(Dataset items)
_ _ _ _

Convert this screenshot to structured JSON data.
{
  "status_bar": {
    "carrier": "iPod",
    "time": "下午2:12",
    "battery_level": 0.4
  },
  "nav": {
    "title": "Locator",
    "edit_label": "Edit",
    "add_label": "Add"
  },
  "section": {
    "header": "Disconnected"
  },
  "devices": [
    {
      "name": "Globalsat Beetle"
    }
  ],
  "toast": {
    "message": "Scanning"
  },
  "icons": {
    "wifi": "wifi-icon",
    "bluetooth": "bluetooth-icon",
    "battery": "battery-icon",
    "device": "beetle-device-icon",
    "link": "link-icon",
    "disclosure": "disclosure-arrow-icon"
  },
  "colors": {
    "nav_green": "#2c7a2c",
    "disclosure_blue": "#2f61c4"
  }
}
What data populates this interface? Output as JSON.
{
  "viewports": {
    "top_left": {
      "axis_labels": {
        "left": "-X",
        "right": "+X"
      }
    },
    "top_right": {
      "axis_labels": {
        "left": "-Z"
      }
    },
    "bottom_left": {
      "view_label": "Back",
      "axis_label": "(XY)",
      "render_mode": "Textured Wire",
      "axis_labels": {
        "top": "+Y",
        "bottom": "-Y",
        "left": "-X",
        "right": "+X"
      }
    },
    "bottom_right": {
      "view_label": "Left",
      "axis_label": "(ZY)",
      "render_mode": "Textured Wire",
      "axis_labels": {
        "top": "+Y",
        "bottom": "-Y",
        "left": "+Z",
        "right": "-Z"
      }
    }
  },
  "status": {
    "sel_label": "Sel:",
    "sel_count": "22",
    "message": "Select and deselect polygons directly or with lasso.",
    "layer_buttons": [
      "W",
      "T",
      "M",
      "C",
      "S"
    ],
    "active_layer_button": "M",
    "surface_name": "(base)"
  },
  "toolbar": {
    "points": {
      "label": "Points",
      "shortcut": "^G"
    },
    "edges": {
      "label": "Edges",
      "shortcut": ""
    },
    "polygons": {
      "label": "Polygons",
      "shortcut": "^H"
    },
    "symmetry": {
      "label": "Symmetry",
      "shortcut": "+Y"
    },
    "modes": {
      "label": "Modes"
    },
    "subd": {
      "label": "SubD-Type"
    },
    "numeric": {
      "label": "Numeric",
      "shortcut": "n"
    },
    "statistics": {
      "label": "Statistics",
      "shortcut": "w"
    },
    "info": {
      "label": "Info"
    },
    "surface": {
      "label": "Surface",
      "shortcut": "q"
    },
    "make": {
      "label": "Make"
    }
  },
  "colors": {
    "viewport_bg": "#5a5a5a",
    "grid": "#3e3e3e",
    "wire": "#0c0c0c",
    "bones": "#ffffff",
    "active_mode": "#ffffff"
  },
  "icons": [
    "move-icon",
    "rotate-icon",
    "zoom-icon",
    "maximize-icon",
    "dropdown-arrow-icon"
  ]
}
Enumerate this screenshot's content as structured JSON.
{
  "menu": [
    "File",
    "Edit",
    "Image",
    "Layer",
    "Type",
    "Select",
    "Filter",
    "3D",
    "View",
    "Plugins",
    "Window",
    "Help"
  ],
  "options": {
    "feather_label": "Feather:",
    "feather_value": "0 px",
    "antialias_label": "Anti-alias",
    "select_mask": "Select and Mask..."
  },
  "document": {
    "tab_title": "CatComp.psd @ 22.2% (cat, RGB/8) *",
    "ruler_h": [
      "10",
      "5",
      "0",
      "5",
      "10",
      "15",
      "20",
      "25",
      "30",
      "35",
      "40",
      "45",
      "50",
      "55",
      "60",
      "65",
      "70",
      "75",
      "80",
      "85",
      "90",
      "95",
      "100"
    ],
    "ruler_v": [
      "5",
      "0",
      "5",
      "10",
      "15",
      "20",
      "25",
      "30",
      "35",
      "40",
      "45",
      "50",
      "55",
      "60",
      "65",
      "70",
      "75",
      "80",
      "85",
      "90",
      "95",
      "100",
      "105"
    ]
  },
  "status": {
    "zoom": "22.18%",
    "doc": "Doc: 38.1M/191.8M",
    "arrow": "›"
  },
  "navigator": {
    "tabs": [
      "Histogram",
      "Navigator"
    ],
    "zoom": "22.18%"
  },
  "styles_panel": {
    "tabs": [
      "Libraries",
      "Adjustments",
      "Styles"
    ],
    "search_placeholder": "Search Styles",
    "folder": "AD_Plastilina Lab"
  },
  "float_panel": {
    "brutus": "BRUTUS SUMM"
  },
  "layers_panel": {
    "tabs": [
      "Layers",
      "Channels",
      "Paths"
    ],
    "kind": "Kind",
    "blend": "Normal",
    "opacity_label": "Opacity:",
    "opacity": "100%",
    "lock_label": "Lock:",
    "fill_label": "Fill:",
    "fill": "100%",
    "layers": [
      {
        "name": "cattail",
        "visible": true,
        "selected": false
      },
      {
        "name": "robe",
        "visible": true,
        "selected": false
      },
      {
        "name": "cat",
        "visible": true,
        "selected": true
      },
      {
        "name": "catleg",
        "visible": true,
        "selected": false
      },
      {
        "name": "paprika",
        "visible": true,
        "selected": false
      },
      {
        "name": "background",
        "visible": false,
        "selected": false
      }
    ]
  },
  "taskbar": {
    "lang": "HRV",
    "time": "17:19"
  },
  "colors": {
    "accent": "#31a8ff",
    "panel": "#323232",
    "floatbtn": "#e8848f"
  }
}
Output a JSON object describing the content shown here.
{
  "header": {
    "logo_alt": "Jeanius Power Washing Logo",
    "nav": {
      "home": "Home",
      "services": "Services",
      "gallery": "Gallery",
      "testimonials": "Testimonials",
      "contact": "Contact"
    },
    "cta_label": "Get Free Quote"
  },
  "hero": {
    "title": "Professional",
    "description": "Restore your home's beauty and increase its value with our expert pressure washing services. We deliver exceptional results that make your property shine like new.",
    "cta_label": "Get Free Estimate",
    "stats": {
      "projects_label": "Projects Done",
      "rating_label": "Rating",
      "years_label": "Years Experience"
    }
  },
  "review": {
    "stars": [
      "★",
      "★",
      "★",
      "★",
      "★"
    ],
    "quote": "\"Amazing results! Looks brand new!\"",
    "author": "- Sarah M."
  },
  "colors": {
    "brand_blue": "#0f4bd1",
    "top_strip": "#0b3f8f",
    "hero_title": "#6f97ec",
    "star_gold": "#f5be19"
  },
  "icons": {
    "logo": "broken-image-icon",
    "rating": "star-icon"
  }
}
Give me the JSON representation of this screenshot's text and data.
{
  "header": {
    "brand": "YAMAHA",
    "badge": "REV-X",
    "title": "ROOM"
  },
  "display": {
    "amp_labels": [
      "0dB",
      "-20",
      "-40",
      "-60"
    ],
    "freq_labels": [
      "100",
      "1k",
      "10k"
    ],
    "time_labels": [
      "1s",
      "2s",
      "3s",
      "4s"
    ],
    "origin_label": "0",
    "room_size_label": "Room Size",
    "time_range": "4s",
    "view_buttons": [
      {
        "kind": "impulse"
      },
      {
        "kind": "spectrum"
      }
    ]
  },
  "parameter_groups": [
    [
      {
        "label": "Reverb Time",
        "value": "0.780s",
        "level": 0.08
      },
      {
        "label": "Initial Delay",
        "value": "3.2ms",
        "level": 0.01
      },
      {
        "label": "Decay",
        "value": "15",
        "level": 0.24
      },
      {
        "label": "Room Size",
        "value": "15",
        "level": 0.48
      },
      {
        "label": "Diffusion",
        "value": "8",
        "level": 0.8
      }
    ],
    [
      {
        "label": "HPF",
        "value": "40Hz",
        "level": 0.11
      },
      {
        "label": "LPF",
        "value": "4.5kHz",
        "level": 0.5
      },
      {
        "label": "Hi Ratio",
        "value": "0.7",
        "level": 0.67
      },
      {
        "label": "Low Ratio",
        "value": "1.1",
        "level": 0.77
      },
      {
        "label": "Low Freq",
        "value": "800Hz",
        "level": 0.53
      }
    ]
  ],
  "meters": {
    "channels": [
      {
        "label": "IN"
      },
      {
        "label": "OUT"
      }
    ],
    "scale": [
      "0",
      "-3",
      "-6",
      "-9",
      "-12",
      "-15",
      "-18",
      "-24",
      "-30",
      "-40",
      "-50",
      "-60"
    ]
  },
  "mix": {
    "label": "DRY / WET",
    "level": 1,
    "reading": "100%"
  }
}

_ _ _ _

▶ **TASK TO COMPLETE**
Make a list of all lines in the data that contain "Size".

▶ **RESULT OF THE EXERCISE**
    "room_size_label": "Room Size",
        "label": "Room Size",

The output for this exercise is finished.